[DATA TO PROCESS]

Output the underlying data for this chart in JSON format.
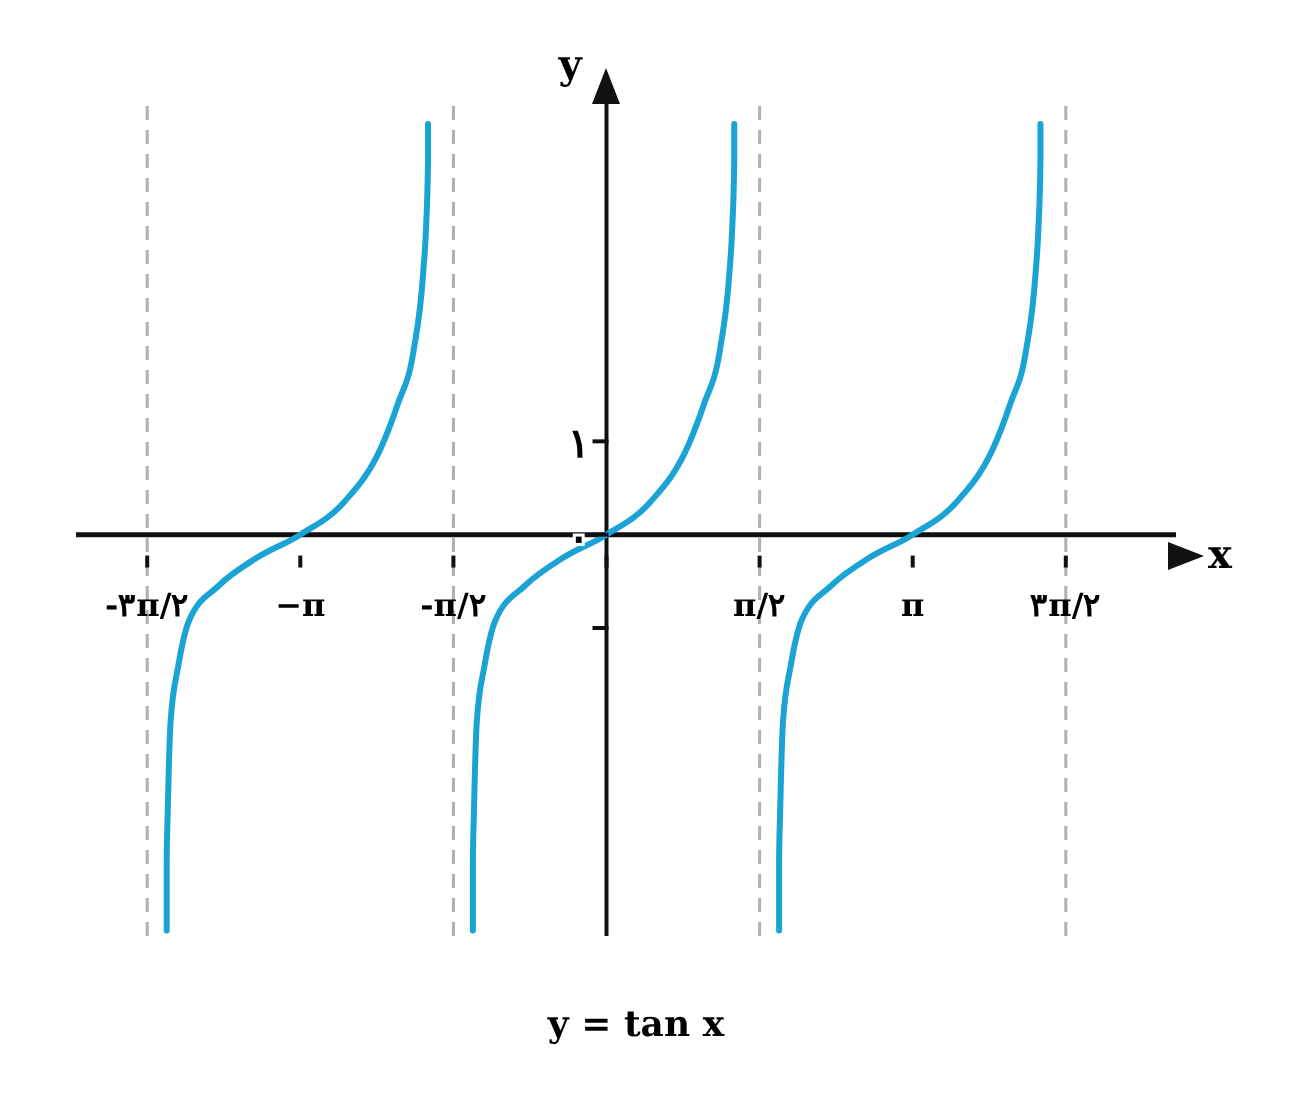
{
  "chart_data": {
    "type": "line",
    "xlabel": "x",
    "ylabel": "y",
    "annotations": [
      "y = tan x"
    ],
    "xlim": [
      -5.44,
      5.84
    ],
    "ylim": [
      -4.3,
      4.7
    ],
    "xticks": [
      {
        "value": -4.71,
        "label": "-۳π/۲"
      },
      {
        "value": -3.14,
        "label": "−π"
      },
      {
        "value": -1.57,
        "label": "-π/۲"
      },
      {
        "value": 0,
        "label": null
      },
      {
        "value": 1.57,
        "label": "π/۲"
      },
      {
        "value": 3.14,
        "label": "π"
      },
      {
        "value": 4.71,
        "label": "۳π/۲"
      }
    ],
    "yticks": [
      {
        "value": -1,
        "label": null
      },
      {
        "value": 0,
        "label": "۰"
      },
      {
        "value": 1,
        "label": "۱"
      }
    ],
    "line_style": "solid",
    "ref_lines": [
      {
        "axis": "x",
        "value": -4.71,
        "color": "#b0b0b0",
        "line_style": "dashed"
      },
      {
        "axis": "x",
        "value": -1.57,
        "color": "#b0b0b0",
        "line_style": "dashed"
      },
      {
        "axis": "x",
        "value": 1.57,
        "color": "#b0b0b0",
        "line_style": "dashed"
      },
      {
        "axis": "x",
        "value": 4.71,
        "color": "#b0b0b0",
        "line_style": "dashed"
      }
    ],
    "series": [
      {
        "color": "#1ba3d6",
        "x": [
          -4.51,
          -4.51,
          -4.5,
          -4.47,
          -4.39,
          -4.28,
          -3.98,
          -3.59,
          -3.14,
          -2.69,
          -2.3,
          -2.14,
          -1.98,
          -1.88,
          -1.85,
          -1.83,
          -1.83
        ],
        "values": [
          -4.24,
          -3.5,
          -3.0,
          -2.0,
          -1.4,
          -0.92,
          -0.55,
          -0.25,
          0,
          0.35,
          0.96,
          1.4,
          1.96,
          2.8,
          3.3,
          4.0,
          4.4
        ]
      },
      {
        "color": "#1ba3d6",
        "x": [
          -1.37,
          -1.37,
          -1.36,
          -1.33,
          -1.25,
          -1.14,
          -0.84,
          -0.45,
          0,
          0.45,
          0.84,
          1.0,
          1.16,
          1.26,
          1.29,
          1.31,
          1.31
        ],
        "values": [
          -4.24,
          -3.5,
          -3.0,
          -2.0,
          -1.4,
          -0.92,
          -0.55,
          -0.25,
          0,
          0.35,
          0.96,
          1.4,
          1.96,
          2.8,
          3.3,
          4.0,
          4.4
        ]
      },
      {
        "color": "#1ba3d6",
        "x": [
          1.77,
          1.77,
          1.78,
          1.81,
          1.89,
          2.0,
          2.3,
          2.69,
          3.14,
          3.59,
          3.98,
          4.14,
          4.3,
          4.4,
          4.43,
          4.45,
          4.45
        ],
        "values": [
          -4.24,
          -3.5,
          -3.0,
          -2.0,
          -1.4,
          -0.92,
          -0.55,
          -0.25,
          0,
          0.35,
          0.96,
          1.4,
          1.96,
          2.8,
          3.3,
          4.0,
          4.4
        ]
      }
    ]
  }
}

[REQUIRED TASK] Give every line above again exactly, with no pictures.

[RESULT]
Output the underlying data for this chart in JSON format.
{
  "chart_data": {
    "type": "line",
    "xlabel": "x",
    "ylabel": "y",
    "annotations": [
      "y = tan x"
    ],
    "xlim": [
      -5.44,
      5.84
    ],
    "ylim": [
      -4.3,
      4.7
    ],
    "xticks": [
      {
        "value": -4.71,
        "label": "-۳π/۲"
      },
      {
        "value": -3.14,
        "label": "−π"
      },
      {
        "value": -1.57,
        "label": "-π/۲"
      },
      {
        "value": 0,
        "label": null
      },
      {
        "value": 1.57,
        "label": "π/۲"
      },
      {
        "value": 3.14,
        "label": "π"
      },
      {
        "value": 4.71,
        "label": "۳π/۲"
      }
    ],
    "yticks": [
      {
        "value": -1,
        "label": null
      },
      {
        "value": 0,
        "label": "۰"
      },
      {
        "value": 1,
        "label": "۱"
      }
    ],
    "line_style": "solid",
    "ref_lines": [
      {
        "axis": "x",
        "value": -4.71,
        "color": "#b0b0b0",
        "line_style": "dashed"
      },
      {
        "axis": "x",
        "value": -1.57,
        "color": "#b0b0b0",
        "line_style": "dashed"
      },
      {
        "axis": "x",
        "value": 1.57,
        "color": "#b0b0b0",
        "line_style": "dashed"
      },
      {
        "axis": "x",
        "value": 4.71,
        "color": "#b0b0b0",
        "line_style": "dashed"
      }
    ],
    "series": [
      {
        "color": "#1ba3d6",
        "x": [
          -4.51,
          -4.51,
          -4.5,
          -4.47,
          -4.39,
          -4.28,
          -3.98,
          -3.59,
          -3.14,
          -2.69,
          -2.3,
          -2.14,
          -1.98,
          -1.88,
          -1.85,
          -1.83,
          -1.83
        ],
        "values": [
          -4.24,
          -3.5,
          -3.0,
          -2.0,
          -1.4,
          -0.92,
          -0.55,
          -0.25,
          0,
          0.35,
          0.96,
          1.4,
          1.96,
          2.8,
          3.3,
          4.0,
          4.4
        ]
      },
      {
        "color": "#1ba3d6",
        "x": [
          -1.37,
          -1.37,
          -1.36,
          -1.33,
          -1.25,
          -1.14,
          -0.84,
          -0.45,
          0,
          0.45,
          0.84,
          1.0,
          1.16,
          1.26,
          1.29,
          1.31,
          1.31
        ],
        "values": [
          -4.24,
          -3.5,
          -3.0,
          -2.0,
          -1.4,
          -0.92,
          -0.55,
          -0.25,
          0,
          0.35,
          0.96,
          1.4,
          1.96,
          2.8,
          3.3,
          4.0,
          4.4
        ]
      },
      {
        "color": "#1ba3d6",
        "x": [
          1.77,
          1.77,
          1.78,
          1.81,
          1.89,
          2.0,
          2.3,
          2.69,
          3.14,
          3.59,
          3.98,
          4.14,
          4.3,
          4.4,
          4.43,
          4.45,
          4.45
        ],
        "values": [
          -4.24,
          -3.5,
          -3.0,
          -2.0,
          -1.4,
          -0.92,
          -0.55,
          -0.25,
          0,
          0.35,
          0.96,
          1.4,
          1.96,
          2.8,
          3.3,
          4.0,
          4.4
        ]
      }
    ]
  }
}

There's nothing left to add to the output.